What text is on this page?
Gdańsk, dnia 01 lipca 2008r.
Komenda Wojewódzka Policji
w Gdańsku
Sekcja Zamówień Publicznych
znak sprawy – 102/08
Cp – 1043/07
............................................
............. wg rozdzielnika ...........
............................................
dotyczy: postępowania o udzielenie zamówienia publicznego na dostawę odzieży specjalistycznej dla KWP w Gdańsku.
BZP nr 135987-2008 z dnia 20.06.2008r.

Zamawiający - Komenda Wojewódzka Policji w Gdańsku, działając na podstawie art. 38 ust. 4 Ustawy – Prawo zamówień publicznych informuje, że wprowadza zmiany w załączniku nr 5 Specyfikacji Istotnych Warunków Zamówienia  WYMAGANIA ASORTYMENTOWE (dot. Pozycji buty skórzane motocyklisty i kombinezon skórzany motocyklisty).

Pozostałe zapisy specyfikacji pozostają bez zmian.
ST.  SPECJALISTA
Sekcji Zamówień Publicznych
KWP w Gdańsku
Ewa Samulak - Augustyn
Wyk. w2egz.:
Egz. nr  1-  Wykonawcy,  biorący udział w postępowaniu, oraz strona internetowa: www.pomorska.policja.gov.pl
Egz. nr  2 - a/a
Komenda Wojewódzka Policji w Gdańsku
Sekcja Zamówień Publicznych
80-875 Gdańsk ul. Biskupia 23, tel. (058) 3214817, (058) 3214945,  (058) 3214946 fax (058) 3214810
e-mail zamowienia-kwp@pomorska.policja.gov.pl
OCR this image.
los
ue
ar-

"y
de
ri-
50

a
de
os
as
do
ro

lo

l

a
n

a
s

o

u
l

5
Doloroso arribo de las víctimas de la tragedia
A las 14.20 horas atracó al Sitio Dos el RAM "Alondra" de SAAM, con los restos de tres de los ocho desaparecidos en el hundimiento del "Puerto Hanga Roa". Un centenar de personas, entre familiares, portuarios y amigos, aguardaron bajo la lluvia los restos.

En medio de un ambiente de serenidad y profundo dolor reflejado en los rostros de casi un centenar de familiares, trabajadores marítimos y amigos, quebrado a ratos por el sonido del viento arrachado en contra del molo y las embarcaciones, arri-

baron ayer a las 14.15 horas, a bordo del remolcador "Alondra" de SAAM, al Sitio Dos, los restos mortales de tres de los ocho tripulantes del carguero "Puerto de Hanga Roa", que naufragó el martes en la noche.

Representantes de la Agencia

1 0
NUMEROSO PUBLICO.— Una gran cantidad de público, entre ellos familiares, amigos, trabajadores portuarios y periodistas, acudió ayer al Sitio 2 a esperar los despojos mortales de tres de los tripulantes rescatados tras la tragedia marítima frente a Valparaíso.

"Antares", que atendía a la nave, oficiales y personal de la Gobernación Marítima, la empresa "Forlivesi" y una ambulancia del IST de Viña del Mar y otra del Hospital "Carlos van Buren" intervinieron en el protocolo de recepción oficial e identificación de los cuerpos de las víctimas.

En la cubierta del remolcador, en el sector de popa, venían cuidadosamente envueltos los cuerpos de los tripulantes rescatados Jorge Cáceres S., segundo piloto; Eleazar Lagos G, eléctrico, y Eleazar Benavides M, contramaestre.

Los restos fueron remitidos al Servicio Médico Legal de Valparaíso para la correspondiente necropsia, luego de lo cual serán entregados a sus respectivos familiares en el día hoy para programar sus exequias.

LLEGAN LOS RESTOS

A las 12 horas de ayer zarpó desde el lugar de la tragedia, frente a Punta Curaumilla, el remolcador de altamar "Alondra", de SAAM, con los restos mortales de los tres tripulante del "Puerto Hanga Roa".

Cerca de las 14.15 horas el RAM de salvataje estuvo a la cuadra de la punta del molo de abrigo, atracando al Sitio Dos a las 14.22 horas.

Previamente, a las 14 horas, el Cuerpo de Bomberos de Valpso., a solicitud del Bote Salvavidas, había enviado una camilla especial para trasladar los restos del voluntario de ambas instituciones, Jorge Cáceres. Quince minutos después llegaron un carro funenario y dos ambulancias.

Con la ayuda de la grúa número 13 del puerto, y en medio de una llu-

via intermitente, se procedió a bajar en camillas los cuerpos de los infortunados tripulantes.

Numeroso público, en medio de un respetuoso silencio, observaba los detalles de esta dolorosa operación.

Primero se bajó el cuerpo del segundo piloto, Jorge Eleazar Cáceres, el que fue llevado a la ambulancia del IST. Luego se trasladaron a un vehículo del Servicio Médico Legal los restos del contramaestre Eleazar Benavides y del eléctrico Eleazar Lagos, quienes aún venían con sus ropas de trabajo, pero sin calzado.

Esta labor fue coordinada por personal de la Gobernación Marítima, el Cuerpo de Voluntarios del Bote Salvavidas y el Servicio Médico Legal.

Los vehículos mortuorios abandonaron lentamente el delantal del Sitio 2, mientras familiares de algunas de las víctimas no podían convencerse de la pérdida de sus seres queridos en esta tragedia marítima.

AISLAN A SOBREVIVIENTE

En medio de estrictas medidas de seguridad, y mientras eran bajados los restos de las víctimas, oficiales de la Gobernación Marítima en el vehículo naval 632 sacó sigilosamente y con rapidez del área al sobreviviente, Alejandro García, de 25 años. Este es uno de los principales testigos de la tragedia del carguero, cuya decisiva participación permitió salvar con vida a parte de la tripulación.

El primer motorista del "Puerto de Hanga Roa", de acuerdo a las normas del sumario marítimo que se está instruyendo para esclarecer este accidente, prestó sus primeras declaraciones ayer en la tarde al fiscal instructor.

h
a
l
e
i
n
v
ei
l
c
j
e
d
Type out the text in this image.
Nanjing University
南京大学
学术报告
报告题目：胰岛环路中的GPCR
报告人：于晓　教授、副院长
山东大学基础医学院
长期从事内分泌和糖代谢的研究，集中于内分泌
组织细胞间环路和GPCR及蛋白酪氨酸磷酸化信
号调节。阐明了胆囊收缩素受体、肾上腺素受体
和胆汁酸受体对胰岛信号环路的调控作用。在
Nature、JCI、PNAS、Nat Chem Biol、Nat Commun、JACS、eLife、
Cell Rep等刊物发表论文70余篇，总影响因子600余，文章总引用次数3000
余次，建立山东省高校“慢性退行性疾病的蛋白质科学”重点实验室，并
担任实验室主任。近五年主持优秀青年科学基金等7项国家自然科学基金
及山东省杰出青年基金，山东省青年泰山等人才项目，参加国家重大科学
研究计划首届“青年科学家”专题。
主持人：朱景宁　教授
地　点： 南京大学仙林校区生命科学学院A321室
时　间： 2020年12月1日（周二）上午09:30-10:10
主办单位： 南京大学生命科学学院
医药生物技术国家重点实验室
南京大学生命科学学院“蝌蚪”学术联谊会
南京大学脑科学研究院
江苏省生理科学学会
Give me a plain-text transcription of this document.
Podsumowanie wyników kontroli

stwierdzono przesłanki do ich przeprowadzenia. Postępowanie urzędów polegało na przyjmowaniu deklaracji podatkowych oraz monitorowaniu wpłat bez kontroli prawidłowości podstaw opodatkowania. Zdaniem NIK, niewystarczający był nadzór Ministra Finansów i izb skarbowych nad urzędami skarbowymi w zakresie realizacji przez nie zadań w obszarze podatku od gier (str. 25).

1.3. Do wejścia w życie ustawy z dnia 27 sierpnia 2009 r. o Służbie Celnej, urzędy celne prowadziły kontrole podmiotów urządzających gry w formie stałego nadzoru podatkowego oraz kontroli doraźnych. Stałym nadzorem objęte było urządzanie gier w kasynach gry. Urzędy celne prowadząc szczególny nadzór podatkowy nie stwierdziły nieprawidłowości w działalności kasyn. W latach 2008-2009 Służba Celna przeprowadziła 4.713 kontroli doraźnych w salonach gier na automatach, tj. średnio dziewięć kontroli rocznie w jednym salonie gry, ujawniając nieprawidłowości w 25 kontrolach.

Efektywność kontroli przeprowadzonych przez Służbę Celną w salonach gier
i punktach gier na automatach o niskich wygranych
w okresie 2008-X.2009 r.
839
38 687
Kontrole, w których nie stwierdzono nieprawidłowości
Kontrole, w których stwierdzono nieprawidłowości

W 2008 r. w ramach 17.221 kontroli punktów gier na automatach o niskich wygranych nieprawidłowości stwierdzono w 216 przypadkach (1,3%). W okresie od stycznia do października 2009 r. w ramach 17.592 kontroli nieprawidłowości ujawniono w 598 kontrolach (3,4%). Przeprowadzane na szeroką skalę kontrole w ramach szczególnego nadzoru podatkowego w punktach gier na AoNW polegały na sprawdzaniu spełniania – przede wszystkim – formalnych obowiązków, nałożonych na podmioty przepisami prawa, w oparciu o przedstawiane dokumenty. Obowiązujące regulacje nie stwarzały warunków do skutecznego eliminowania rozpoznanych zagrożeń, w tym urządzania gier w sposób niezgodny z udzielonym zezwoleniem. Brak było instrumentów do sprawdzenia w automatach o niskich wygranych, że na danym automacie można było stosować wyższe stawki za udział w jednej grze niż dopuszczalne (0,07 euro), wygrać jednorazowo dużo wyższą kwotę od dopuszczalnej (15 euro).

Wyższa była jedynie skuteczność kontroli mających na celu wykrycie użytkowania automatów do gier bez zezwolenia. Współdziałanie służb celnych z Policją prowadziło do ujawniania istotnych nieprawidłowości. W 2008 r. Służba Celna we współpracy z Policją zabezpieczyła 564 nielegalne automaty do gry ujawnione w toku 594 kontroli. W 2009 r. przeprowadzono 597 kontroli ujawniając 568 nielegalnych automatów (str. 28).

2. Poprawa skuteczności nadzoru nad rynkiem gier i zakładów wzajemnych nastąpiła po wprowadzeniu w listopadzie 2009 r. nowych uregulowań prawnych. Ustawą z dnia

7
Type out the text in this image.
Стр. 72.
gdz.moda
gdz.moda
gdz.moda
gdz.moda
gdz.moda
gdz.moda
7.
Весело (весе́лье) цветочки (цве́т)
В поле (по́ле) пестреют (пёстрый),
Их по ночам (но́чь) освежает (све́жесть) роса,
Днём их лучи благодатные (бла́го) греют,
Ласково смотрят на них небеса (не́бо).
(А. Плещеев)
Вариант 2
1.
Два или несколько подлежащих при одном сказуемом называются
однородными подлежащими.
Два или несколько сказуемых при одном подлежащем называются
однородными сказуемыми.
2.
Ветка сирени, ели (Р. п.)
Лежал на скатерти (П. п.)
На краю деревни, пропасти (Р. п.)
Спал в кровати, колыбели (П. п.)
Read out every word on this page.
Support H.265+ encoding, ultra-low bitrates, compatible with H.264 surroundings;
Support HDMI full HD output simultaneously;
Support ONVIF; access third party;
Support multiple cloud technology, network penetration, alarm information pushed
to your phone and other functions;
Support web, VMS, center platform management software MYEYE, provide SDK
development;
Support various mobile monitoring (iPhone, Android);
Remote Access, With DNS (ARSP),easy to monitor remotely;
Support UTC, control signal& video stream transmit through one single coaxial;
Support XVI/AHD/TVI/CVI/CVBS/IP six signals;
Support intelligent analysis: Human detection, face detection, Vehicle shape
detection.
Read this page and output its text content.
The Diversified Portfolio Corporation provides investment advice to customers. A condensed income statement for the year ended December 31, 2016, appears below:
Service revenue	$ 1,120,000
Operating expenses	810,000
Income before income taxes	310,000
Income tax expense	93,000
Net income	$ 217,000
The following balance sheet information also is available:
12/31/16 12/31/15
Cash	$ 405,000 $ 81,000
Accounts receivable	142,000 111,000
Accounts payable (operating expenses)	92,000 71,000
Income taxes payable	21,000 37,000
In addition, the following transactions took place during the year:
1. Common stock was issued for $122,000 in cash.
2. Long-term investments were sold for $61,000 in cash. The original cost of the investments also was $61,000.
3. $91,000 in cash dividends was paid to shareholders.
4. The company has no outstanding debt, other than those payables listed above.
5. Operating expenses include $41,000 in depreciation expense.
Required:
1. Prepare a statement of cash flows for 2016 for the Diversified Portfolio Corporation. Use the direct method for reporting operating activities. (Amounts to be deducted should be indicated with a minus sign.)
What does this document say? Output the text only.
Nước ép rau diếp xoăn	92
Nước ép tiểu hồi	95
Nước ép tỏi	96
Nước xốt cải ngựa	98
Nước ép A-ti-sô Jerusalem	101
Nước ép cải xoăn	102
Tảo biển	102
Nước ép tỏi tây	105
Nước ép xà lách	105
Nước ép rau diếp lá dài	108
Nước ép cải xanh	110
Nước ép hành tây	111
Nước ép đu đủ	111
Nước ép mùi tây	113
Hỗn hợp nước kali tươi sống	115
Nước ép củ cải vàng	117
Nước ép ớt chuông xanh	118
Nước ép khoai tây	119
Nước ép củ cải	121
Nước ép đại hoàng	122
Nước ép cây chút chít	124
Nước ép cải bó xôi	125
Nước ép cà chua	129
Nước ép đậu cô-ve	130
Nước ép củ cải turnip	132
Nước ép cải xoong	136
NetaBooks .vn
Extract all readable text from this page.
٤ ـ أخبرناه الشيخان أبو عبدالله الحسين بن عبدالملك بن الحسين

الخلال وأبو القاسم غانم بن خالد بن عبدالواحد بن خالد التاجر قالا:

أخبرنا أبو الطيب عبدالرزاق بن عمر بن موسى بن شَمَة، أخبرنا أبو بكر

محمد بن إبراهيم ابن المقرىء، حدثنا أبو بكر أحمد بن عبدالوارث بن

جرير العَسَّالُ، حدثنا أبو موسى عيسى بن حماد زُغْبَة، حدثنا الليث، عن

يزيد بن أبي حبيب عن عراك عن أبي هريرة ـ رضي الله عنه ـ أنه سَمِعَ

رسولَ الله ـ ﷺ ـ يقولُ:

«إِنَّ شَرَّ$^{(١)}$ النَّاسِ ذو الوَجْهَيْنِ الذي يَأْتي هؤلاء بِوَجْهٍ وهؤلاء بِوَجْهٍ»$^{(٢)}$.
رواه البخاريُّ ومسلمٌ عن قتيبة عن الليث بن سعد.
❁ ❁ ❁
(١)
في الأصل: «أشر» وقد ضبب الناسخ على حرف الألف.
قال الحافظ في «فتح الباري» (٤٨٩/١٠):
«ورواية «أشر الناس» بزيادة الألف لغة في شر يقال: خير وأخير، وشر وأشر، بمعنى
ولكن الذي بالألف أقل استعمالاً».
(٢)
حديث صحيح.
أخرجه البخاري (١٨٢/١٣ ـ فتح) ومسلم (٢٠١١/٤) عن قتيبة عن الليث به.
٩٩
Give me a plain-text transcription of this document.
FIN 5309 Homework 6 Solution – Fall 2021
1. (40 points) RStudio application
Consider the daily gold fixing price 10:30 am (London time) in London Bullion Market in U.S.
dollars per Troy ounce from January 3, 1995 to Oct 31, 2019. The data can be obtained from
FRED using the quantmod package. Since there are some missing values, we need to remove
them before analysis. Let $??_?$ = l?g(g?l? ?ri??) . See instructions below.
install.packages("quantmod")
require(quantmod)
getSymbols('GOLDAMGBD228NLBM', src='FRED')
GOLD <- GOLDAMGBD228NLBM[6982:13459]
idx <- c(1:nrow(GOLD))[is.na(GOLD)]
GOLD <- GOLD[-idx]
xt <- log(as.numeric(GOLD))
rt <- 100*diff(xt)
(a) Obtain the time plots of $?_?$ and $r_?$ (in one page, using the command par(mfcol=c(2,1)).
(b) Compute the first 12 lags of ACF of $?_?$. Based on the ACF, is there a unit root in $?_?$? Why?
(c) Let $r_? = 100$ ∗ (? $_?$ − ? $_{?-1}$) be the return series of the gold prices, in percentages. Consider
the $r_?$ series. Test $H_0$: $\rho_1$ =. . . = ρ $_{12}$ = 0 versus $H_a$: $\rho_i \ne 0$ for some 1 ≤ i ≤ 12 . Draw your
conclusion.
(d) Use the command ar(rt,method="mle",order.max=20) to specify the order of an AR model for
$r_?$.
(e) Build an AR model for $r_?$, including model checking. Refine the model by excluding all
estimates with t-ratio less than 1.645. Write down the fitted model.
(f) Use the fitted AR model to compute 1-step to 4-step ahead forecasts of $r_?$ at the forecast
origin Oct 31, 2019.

• What needs to be done
Show the lines that mention the word "Alondra".

• Answer for this exercise
A las 14.20 horas atracó al Sitio Dos el RAM "Alondra" de SAAM, con los restos de tres de los ocho desaparecidos en el hundimiento del "Puerto Hanga Roa". Un centenar de personas, entre familiares, portuarios y amigos, aguardaron bajo la lluvia los restos.
baron ayer a las 14.15 horas, a bordo del remolcador "Alondra" de SAAM, al Sitio Dos, los restos mortales de tres de los ocho tripulantes del carguero "Puerto de Hanga Roa", que naufragó el martes en la noche.
A las 12 horas de ayer zarpó desde el lugar de la tragedia, frente a Punta Curaumilla, el remolcador de altamar "Alondra", de SAAM, con los restos mortales de los tres tripulante del "Puerto Hanga Roa".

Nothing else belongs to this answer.